Goal:
Transcribe the records in full, keeping every character as it is.

[Saved data entries]
● ● ● ●
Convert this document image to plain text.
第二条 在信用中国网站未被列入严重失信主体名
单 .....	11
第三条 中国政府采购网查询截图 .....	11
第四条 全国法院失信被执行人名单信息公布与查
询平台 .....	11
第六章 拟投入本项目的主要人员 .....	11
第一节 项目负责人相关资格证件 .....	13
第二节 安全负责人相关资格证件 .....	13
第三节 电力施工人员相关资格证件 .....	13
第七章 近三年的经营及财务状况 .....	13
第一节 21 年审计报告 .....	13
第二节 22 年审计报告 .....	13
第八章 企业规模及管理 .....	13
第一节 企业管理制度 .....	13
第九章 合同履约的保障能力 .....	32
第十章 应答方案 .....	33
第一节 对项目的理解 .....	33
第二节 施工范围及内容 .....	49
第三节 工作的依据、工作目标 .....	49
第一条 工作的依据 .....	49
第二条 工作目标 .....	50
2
● ● ● ●
Written answer:
Convert this document image to plain text.
第二条 在信用中国网站未被列入严重失信主体名
单 .....	11
第三条 中国政府采购网查询截图 .....	11
第四条 全国法院失信被执行人名单信息公布与查
询平台 .....	11
第六章 拟投入本项目的主要人员 .....	11
第一节 项目负责人相关资格证件 .....	13
第二节 安全负责人相关资格证件 .....	13
第三节 电力施工人员相关资格证件 .....	13
第七章 近三年的经营及财务状况 .....	13
第一节 21 年审计报告 .....	13
第二节 22 年审计报告 .....	13
第八章 企业规模及管理 .....	13
第一节 企业管理制度 .....	13
第九章 合同履约的保障能力 .....	32
第十章 应答方案 .....	33
第一节 对项目的理解 .....	33
第二节 施工范围及内容 .....	49
第三节 工作的依据、工作目标 .....	49
第一条 工作的依据 .....	49
第二条 工作目标 .....	50
2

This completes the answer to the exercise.